▶ [Stated goal]
Gather up every line that includes the string "Road".

──────── Data excerpts

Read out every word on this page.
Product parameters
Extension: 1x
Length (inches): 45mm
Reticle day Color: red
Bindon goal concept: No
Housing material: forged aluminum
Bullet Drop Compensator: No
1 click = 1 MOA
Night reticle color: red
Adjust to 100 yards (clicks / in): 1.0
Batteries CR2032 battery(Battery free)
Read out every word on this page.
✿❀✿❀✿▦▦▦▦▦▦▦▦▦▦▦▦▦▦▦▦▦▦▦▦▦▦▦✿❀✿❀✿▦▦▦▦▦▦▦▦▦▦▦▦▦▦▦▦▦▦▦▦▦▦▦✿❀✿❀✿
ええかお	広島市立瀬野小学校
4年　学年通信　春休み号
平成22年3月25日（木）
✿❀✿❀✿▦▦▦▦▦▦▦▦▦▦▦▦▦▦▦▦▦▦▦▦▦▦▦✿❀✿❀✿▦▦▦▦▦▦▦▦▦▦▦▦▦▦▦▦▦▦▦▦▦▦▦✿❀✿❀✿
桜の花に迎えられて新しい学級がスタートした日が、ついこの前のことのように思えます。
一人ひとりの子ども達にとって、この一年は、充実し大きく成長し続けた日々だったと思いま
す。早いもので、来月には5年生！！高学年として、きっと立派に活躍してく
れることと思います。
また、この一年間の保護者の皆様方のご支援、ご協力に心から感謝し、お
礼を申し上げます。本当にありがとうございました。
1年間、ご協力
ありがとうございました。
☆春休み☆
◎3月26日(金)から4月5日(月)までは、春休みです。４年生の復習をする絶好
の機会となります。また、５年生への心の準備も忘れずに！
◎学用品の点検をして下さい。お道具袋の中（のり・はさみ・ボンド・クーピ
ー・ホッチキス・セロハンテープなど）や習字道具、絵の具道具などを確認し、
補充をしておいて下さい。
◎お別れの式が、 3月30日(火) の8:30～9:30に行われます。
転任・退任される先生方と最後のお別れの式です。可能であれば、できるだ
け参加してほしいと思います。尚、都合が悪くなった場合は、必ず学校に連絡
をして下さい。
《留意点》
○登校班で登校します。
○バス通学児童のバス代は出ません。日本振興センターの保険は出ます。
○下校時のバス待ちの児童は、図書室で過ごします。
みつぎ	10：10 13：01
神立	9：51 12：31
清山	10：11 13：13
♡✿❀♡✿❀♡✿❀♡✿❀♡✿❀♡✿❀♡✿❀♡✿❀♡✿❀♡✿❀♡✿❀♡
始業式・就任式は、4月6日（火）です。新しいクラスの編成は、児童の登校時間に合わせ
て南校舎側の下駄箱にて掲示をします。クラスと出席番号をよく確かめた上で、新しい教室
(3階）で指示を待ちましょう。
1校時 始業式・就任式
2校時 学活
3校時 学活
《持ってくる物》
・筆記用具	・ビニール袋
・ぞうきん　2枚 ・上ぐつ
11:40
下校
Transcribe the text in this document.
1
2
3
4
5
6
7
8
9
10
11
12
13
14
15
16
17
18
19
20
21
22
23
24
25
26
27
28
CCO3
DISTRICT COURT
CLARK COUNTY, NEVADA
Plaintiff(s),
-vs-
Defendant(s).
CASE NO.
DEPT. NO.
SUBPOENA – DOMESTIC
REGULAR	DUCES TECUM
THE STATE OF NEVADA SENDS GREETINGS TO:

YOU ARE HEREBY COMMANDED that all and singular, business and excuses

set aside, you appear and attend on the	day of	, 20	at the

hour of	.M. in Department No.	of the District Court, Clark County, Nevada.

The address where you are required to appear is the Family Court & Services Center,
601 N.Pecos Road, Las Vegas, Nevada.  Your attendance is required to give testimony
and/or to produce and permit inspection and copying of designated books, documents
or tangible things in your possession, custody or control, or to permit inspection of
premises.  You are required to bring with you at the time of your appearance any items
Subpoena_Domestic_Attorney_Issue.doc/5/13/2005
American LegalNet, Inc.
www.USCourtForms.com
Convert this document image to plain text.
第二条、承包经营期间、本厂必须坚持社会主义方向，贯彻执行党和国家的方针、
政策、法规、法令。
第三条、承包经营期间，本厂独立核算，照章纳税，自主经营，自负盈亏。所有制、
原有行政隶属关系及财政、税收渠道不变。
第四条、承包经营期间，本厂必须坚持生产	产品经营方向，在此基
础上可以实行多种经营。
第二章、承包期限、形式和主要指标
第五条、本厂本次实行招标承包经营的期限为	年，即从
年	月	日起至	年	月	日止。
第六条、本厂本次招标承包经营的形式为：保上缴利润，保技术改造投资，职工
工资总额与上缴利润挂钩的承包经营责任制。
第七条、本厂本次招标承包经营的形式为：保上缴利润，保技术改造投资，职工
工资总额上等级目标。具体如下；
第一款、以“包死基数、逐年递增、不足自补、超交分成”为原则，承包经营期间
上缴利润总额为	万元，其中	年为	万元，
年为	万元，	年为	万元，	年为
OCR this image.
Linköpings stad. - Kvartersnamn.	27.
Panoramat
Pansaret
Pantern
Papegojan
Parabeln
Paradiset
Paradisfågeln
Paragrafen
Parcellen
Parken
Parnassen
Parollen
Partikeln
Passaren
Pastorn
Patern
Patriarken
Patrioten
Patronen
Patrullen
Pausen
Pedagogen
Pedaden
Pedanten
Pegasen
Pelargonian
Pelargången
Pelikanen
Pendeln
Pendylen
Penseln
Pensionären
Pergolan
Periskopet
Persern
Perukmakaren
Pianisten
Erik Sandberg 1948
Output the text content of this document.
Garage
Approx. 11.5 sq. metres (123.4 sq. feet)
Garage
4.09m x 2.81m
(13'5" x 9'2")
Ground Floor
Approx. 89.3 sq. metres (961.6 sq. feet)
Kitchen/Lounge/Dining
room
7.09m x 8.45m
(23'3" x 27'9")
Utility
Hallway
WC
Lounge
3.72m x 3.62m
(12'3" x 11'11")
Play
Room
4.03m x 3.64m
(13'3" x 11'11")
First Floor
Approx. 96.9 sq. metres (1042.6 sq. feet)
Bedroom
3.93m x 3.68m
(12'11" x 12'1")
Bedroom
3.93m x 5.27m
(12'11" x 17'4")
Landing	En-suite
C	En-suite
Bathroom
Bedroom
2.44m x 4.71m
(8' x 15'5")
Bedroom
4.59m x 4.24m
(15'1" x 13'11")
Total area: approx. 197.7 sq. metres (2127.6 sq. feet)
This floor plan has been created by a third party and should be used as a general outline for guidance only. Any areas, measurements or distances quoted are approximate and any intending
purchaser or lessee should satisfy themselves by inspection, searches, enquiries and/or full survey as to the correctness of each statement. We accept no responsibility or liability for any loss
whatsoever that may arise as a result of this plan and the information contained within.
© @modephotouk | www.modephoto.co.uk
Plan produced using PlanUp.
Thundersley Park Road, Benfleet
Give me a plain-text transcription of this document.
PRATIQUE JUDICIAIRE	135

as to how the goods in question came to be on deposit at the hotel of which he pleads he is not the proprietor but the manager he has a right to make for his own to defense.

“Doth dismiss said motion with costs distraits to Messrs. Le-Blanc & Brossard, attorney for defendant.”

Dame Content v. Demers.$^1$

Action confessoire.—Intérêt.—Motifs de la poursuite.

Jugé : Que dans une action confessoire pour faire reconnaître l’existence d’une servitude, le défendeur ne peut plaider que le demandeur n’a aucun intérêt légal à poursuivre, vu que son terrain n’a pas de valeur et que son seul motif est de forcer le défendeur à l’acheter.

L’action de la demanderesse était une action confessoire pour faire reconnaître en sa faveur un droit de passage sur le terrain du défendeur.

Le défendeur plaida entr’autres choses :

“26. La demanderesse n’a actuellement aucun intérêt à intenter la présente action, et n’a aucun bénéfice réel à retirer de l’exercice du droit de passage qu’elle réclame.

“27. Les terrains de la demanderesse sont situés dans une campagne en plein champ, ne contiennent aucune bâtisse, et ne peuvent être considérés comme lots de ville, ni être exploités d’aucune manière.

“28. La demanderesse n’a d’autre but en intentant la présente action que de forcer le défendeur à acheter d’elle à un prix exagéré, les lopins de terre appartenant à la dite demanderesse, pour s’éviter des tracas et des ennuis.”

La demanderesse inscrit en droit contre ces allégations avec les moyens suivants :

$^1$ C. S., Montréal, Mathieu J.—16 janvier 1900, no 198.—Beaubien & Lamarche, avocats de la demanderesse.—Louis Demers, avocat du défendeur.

────────────────

▶ [Written answer]
601 N.Pecos Road, Las Vegas, Nevada.  Your attendance is required to give testimony
Thundersley Park Road, Benfleet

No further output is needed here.